_CONSIGNES_:
1. Résumez le texte fourni en deux phrases.
2. Selon le texte fourni, quelle rente annuelle touche-t-on pour 100 000 francs d’avoir de vieillesse avec le taux de conversion de la part obligatoire ?

_TEXTE FOURNI_:
++++

3. Capital / Avoir de vieillesse
Il s’agit du montant que l’assuré peut espérer toucher une fois retraité. Il correspond à la somme de son avoir prévisionnel, avec les intérêts qui s’accumuleront jusqu’à la retraite. L’institution doit au minimum rémunérer la partie obligatoire au taux fixé par le Conseil fédéral (1,25% pour 2025). La part surobligatoire, en revanche, n’y est pas soumise: la caisse de pension est donc libre de la rémunérer à un taux inférieur, voire pas du tout.
Dans nos exemples, SwissLife et la CPEF ne sont pas transparents sur le taux d’intérêt appliqué à la part surobligatoire. Allianz indique projeter un taux de 0,5% pour la première année, et de 1,25% pour les suivantes. Ce dernier chiffre paraît très optimiste: dans la réalité, il n’y a aucune garantie qu’il soit aussi élevé.
4. Rente/pension annuelle de retraite
Elle s’obtient en multipliant l’avoir de vieillesse projeté à la retraite par le taux de conversion. Celui-ci sert à fixer la rente LPP que l’on touchera, selon son capital. Depuis 2014, le taux de conversion est de 6,8% pour la part obligatoire. En d’autres termes, pour 100 000 francs d’avoir de vieillesse, on touchera 6800 francs de rente par année. Pour la part surobligatoire, les caisses sont libres d’utiliser un taux inférieur.

++++

_DONNÉES FOURNIES_:
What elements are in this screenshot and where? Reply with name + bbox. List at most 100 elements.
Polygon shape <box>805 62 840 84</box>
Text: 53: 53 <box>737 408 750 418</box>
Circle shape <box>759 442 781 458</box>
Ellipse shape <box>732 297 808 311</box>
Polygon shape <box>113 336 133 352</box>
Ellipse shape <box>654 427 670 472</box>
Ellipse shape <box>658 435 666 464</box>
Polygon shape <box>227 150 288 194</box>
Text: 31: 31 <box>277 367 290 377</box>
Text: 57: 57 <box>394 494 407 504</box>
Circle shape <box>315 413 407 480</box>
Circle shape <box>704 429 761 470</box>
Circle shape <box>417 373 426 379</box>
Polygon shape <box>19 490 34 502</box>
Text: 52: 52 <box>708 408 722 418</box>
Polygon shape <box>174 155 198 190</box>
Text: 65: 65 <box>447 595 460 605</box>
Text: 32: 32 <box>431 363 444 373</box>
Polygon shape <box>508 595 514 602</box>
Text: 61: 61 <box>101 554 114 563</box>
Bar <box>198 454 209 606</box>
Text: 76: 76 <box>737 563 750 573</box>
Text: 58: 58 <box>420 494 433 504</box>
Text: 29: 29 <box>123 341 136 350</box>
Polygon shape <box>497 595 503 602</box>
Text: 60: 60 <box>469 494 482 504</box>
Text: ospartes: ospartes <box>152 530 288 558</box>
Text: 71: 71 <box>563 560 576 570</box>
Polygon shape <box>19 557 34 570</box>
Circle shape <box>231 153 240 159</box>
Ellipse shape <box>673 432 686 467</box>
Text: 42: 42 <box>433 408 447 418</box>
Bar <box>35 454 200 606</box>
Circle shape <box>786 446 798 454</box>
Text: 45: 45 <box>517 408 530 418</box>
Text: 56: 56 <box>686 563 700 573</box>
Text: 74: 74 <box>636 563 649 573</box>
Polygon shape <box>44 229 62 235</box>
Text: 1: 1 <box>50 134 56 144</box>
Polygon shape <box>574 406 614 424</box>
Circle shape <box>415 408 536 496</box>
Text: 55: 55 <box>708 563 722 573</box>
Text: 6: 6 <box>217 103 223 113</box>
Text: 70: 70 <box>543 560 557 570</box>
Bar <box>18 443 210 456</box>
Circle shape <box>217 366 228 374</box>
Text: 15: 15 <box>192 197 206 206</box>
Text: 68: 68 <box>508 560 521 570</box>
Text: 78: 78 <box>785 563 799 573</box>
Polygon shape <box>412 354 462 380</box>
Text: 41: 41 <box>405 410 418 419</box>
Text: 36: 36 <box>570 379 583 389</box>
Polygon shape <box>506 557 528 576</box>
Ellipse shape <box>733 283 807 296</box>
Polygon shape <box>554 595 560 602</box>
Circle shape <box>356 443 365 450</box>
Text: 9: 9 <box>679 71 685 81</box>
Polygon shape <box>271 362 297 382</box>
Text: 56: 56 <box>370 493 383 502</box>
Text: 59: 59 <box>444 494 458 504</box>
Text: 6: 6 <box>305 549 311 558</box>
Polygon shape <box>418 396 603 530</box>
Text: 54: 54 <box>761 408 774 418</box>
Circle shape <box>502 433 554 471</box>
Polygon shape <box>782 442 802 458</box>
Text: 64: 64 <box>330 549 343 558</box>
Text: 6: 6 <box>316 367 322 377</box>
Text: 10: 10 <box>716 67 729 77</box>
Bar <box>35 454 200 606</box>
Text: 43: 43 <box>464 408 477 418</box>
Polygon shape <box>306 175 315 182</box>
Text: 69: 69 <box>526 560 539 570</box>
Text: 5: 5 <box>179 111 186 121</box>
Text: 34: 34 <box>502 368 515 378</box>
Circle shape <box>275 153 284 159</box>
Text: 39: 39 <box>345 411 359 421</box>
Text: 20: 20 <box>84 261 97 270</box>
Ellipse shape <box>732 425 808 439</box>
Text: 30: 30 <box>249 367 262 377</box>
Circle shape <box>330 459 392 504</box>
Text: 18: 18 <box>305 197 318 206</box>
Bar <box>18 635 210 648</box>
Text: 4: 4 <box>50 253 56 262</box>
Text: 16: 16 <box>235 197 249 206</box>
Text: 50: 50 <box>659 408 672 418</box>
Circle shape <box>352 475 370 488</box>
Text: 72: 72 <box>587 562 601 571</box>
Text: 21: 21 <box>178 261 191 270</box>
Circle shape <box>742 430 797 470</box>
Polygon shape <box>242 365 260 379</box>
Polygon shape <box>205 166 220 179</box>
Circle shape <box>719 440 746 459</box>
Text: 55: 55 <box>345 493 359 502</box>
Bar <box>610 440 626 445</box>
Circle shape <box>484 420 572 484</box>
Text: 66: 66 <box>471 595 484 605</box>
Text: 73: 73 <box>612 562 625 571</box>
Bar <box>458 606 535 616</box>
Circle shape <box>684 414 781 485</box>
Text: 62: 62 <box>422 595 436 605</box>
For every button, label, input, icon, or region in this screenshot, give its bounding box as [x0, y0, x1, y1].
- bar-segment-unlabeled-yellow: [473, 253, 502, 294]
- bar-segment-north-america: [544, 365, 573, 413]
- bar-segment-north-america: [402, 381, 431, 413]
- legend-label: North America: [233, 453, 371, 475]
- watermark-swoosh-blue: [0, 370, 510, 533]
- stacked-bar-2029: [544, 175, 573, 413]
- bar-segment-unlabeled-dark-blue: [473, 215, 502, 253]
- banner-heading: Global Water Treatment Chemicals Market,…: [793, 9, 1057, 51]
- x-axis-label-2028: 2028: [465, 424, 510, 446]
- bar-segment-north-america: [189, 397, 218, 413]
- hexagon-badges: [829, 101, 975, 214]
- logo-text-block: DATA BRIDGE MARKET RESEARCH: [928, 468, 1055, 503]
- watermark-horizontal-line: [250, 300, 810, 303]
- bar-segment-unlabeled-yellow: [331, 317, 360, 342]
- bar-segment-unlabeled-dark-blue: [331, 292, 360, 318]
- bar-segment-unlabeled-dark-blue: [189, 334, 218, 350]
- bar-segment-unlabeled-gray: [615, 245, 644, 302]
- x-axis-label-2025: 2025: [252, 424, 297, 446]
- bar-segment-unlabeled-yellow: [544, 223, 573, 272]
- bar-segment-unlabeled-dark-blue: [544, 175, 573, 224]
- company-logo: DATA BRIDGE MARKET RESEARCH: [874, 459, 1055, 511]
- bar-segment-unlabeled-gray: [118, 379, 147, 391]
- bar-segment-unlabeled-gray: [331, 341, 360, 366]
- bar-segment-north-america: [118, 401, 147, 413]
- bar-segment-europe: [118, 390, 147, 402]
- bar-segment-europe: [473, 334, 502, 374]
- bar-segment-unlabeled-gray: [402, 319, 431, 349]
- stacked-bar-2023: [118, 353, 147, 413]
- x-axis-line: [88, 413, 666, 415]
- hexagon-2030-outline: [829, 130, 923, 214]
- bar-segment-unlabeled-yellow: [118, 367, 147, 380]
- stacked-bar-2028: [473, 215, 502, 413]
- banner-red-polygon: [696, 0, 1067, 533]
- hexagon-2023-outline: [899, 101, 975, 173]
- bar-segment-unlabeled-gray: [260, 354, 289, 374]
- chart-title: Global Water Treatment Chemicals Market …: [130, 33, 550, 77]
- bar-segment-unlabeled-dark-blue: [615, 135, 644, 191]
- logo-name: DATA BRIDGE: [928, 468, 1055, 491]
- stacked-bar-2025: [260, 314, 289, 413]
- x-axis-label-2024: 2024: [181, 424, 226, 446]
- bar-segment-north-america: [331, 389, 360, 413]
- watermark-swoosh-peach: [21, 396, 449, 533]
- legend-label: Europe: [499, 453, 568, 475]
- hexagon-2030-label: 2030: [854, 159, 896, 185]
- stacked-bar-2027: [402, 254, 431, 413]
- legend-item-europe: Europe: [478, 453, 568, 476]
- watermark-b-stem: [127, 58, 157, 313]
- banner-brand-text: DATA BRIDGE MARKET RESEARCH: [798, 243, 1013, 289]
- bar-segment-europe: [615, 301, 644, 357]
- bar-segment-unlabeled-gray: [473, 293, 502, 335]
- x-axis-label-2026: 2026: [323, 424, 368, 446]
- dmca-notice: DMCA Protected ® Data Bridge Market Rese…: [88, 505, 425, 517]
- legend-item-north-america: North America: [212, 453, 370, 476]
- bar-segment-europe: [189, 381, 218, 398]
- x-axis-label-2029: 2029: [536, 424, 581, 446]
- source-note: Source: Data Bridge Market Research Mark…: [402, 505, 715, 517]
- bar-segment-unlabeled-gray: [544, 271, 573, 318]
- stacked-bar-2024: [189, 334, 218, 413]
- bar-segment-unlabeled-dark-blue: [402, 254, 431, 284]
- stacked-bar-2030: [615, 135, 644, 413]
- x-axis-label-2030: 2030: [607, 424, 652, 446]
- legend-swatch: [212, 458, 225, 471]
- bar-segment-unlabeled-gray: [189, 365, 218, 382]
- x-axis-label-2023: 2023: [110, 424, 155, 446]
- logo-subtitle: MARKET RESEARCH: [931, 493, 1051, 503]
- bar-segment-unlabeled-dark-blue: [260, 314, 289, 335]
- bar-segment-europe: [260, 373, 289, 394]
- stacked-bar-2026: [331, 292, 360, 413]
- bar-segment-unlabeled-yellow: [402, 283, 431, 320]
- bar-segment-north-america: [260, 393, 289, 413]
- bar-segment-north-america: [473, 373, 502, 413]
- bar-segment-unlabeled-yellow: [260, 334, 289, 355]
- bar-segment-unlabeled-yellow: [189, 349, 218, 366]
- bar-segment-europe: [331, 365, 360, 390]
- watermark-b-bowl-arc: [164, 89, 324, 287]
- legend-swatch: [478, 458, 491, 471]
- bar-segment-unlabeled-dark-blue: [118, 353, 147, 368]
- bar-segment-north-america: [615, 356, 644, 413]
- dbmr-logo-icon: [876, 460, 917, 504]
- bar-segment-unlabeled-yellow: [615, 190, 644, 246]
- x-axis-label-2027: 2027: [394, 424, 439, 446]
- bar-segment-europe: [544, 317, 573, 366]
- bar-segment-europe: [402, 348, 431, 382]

++++

_RÉPONSES_:
1. L’avoir de vieillesse est le montant que l’assuré peut espérer toucher une fois retraité ; la partie obligatoire doit être rémunérée au minimum au taux fixé par le Conseil fédéral (1,25% pour 2025), tandis que la caisse est libre de rémunérer la part surobligatoire à un taux inférieur, voire pas du tout. La rente annuelle s’obtient en multipliant cet avoir projeté par le taux de conversion, qui est de 6,8% pour la part obligatoire depuis 2014, les caisses pouvant appliquer un taux inférieur à la part surobligatoire.

2. 6800 francs par année.